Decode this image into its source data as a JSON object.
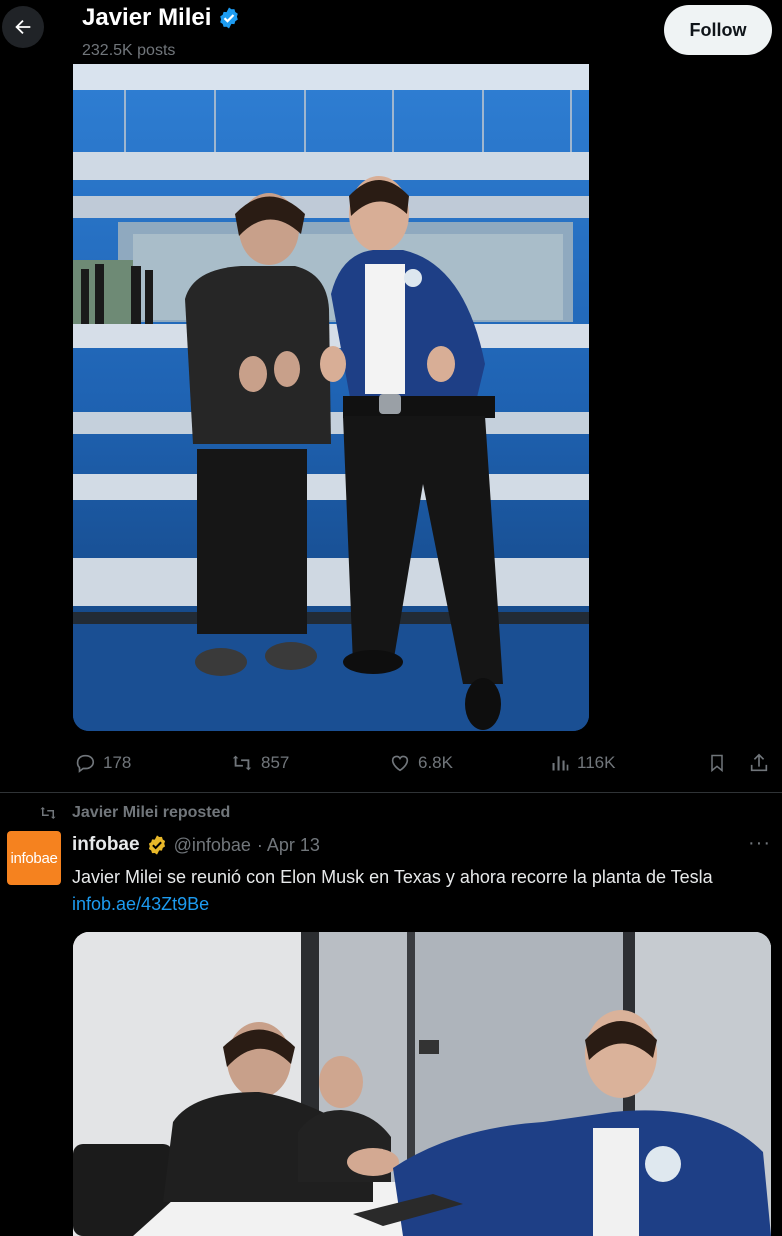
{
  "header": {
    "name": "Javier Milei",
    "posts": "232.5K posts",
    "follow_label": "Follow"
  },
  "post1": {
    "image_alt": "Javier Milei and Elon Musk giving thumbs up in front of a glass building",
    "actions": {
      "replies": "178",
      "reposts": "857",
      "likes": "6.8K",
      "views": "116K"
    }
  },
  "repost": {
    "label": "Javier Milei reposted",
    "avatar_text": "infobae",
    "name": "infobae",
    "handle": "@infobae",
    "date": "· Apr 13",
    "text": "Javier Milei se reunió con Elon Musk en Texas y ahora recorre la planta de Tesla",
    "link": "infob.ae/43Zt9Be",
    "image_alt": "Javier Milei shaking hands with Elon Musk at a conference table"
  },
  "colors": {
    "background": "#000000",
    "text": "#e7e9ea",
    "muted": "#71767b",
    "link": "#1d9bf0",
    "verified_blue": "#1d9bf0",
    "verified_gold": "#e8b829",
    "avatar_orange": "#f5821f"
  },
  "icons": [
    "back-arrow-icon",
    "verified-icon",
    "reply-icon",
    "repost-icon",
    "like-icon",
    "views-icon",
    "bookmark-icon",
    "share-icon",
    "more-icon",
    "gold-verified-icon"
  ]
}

* * *

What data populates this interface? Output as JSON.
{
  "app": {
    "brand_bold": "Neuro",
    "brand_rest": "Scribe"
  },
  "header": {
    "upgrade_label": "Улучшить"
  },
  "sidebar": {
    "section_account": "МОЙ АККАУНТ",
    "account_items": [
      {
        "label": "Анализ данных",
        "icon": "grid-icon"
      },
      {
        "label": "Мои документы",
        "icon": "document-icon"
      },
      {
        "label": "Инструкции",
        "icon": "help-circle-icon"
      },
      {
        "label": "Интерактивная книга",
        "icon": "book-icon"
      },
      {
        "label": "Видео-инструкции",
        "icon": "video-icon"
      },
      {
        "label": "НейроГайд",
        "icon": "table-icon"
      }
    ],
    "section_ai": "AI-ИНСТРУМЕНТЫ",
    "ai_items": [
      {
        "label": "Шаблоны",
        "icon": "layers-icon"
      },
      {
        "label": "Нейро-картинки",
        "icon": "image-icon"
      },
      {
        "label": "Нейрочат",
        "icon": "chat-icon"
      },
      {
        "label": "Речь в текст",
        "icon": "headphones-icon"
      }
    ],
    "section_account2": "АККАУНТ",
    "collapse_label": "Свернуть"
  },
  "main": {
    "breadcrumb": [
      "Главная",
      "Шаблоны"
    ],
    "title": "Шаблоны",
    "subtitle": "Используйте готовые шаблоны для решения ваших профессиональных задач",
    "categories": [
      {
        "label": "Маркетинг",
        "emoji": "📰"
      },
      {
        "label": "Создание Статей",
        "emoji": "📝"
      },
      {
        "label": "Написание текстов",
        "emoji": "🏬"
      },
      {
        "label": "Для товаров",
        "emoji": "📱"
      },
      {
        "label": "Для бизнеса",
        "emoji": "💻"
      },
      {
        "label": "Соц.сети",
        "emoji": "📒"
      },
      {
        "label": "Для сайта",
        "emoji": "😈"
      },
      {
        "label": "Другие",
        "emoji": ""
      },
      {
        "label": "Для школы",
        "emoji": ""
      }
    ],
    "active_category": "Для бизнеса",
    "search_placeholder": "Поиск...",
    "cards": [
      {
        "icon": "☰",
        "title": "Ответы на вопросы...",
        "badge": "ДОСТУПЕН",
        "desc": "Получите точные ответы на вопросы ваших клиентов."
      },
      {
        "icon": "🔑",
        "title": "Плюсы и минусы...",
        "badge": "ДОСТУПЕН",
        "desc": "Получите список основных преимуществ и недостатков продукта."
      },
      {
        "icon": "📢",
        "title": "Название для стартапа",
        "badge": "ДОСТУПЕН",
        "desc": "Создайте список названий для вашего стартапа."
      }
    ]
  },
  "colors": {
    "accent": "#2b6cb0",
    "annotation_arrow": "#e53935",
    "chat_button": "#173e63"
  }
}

--

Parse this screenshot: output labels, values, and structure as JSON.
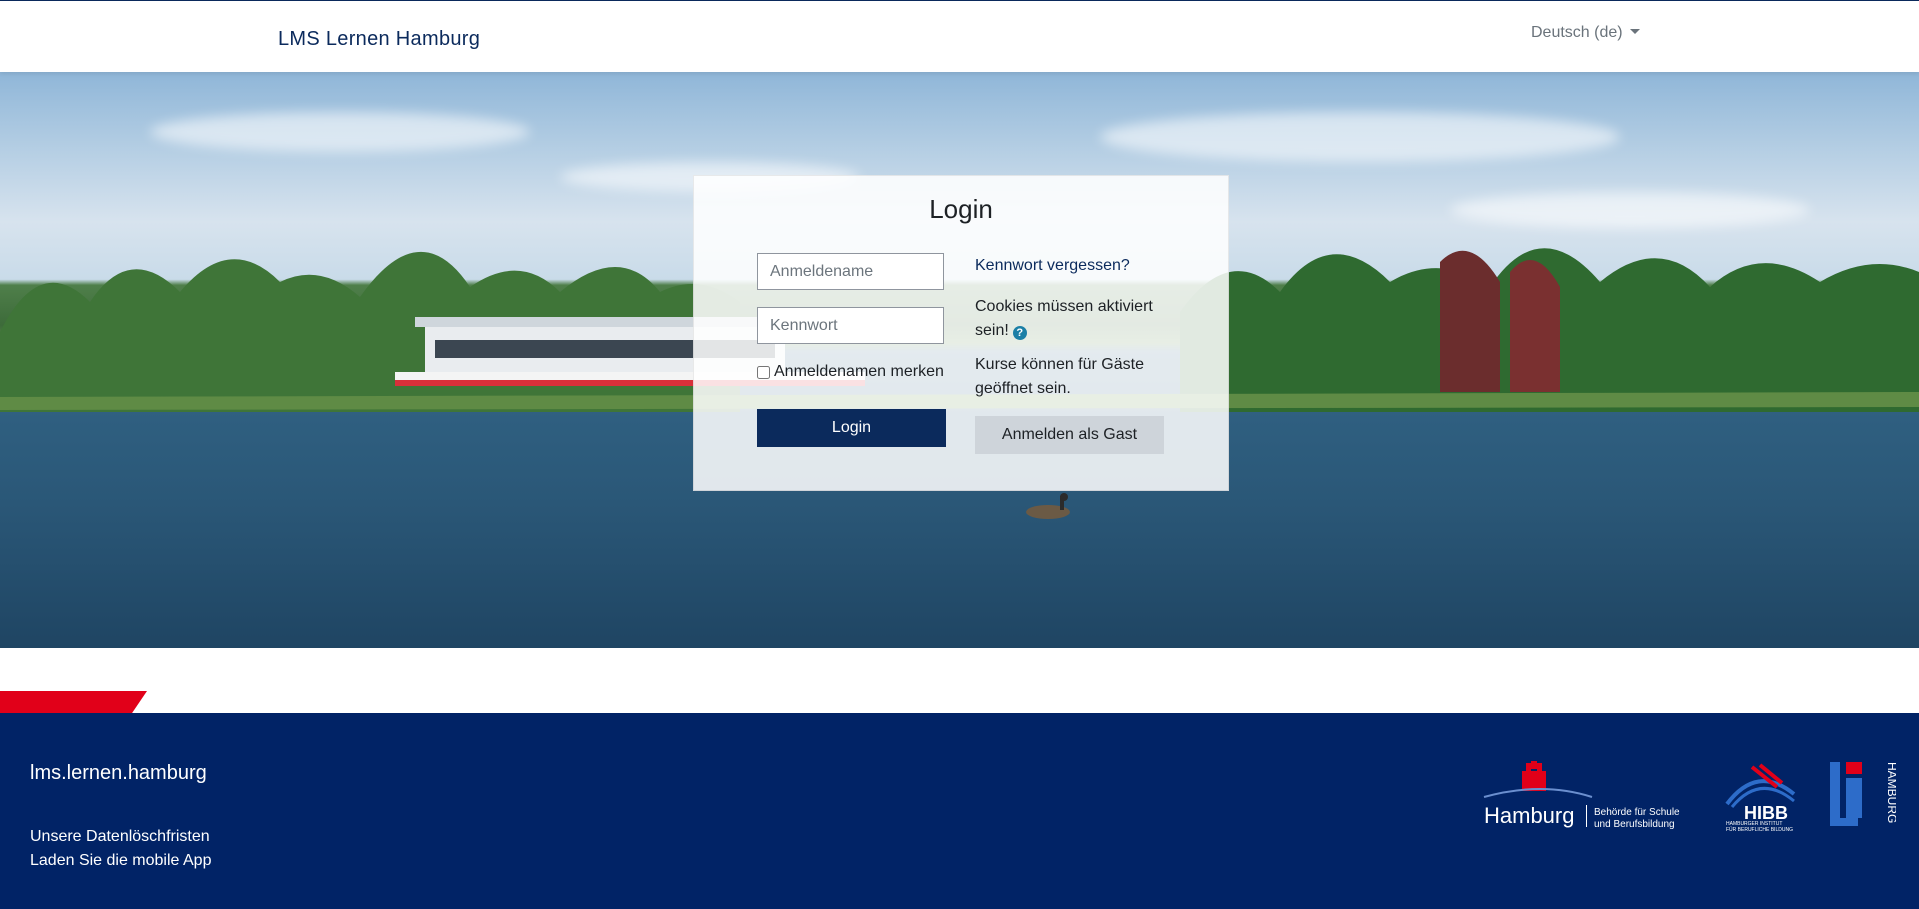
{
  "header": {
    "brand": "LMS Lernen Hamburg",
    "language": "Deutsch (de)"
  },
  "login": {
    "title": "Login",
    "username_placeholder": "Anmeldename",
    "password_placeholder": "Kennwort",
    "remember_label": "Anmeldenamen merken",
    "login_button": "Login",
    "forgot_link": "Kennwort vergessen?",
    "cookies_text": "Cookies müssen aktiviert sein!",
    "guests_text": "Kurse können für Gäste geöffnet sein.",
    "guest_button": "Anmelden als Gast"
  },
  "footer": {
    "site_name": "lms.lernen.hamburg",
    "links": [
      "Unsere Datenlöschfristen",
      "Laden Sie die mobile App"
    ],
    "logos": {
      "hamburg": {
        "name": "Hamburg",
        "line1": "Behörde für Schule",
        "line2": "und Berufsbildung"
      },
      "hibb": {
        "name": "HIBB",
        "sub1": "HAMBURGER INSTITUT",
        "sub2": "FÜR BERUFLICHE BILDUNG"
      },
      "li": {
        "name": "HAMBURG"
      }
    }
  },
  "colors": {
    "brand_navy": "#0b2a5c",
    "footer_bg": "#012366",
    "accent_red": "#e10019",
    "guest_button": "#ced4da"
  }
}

**Short task:** Show the lines of the records that include the string "infobae".

**Full answer:**
    "avatar_text": "infobae",
    "name": "infobae",
    "handle": "@infobae",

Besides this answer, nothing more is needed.